Instructions to follow -> Lines that hold the string "from" are to be counted; give only their number.

Provided entries ->
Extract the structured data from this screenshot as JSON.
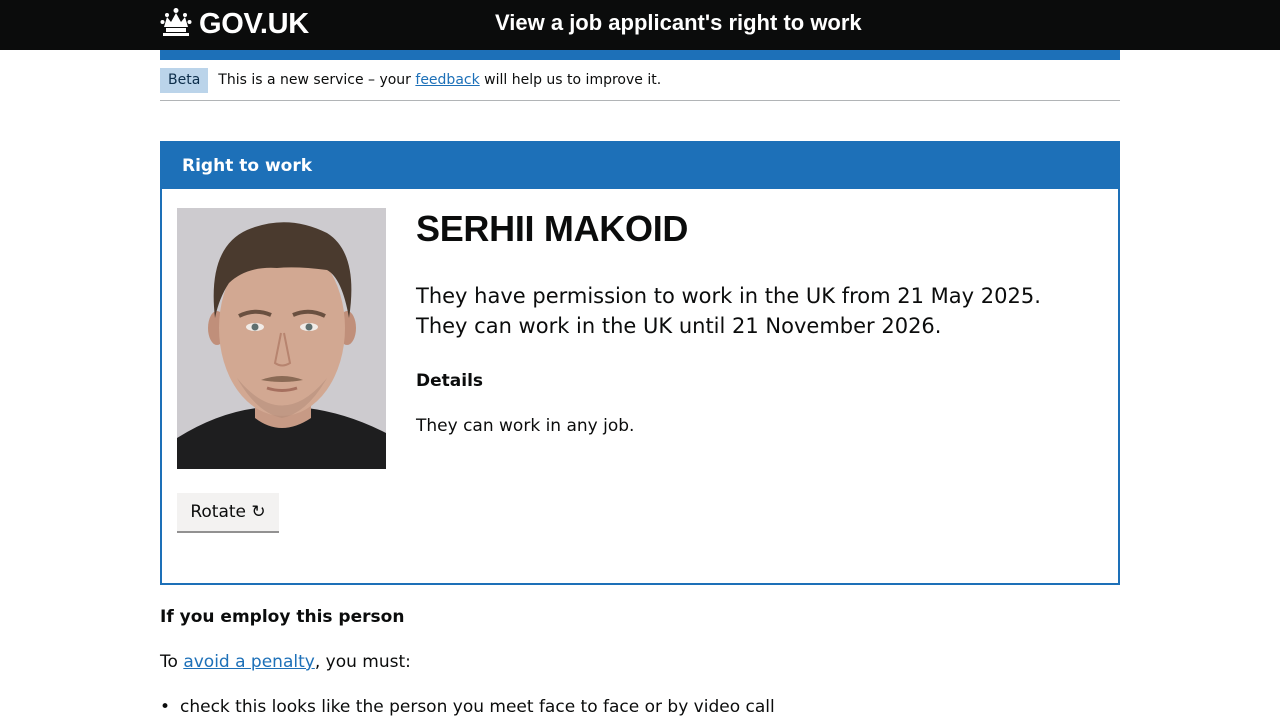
{
  "header": {
    "logo_text": "GOV.UK",
    "service_name": "View a job applicant's right to work"
  },
  "phase_banner": {
    "tag": "Beta",
    "text_before": "This is a new service – your ",
    "link": "feedback",
    "text_after": " will help us to improve it."
  },
  "panel": {
    "title": "Right to work",
    "name": "SERHII MAKOID",
    "permission_line_1": "They have permission to work in the UK from 21 May 2025.",
    "permission_line_2": "They can work in the UK until 21 November 2026.",
    "details_heading": "Details",
    "details_text": "They can work in any job.",
    "rotate_label": "Rotate ↻"
  },
  "employ": {
    "heading": "If you employ this person",
    "intro_before": "To ",
    "intro_link": "avoid a penalty",
    "intro_after": ", you must:",
    "bullets": [
      "check this looks like the person you meet face to face or by video call"
    ]
  },
  "colors": {
    "header_bg": "#0b0c0c",
    "brand_blue": "#1d70b8",
    "beta_tag_bg": "#bbd4ea"
  }
}
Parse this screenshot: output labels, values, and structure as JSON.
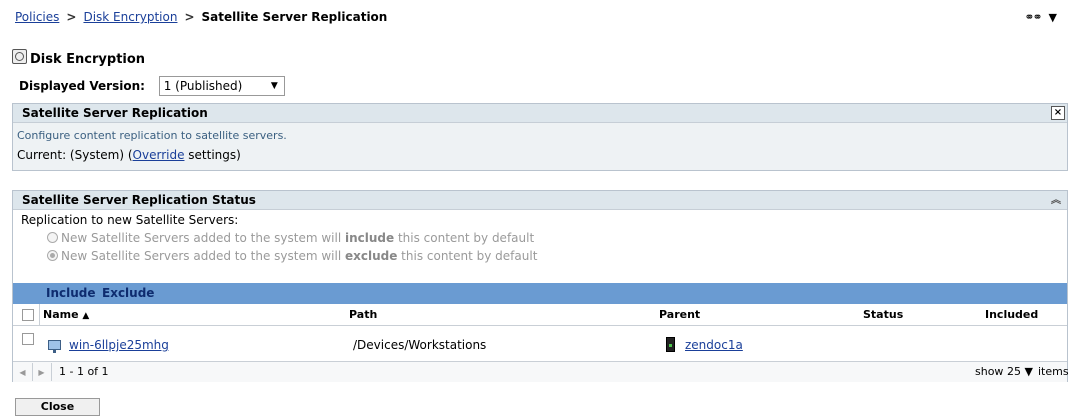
{
  "breadcrumb": {
    "items": [
      "Policies",
      "Disk Encryption"
    ],
    "separator": ">",
    "current": "Satellite Server Replication"
  },
  "topright": {
    "link_icon": "link-icon",
    "menu_arrow": "▼"
  },
  "page": {
    "title": "Disk Encryption",
    "icon": "policy-icon"
  },
  "version": {
    "label": "Displayed Version:",
    "value": "1 (Published)"
  },
  "panel1": {
    "title": "Satellite Server Replication",
    "close": "×",
    "description": "Configure content replication to satellite servers.",
    "current_prefix": "Current:  (System)  (",
    "override_link": "Override",
    "current_suffix": " settings)"
  },
  "panel2": {
    "title": "Satellite Server Replication Status",
    "collapse": "«",
    "replication_label": "Replication to new Satellite Servers:",
    "option1_pre": "New Satellite Servers added to the system will ",
    "option1_bold": "include",
    "option1_post": " this content by default",
    "option2_pre": "New Satellite Servers added to the system will ",
    "option2_bold": "exclude",
    "option2_post": " this content by default",
    "selected_option": 2
  },
  "actions": {
    "include": "Include",
    "exclude": "Exclude"
  },
  "table": {
    "columns": {
      "name": "Name",
      "sort": "▲",
      "path": "Path",
      "parent": "Parent",
      "status": "Status",
      "included": "Included"
    },
    "rows": [
      {
        "name": "win-6llpje25mhg",
        "path": "/Devices/Workstations",
        "parent": "zendoc1a",
        "status": "",
        "included": ""
      }
    ]
  },
  "pager": {
    "range": "1 - 1 of 1",
    "show": "show",
    "count": "25 ▼",
    "items": "items"
  },
  "buttons": {
    "close": "Close"
  },
  "colors": {
    "action_bar": "#6a9bd2",
    "panel_header": "#dde6ec",
    "link": "#1a3f99"
  }
}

Result of this exercise -> 2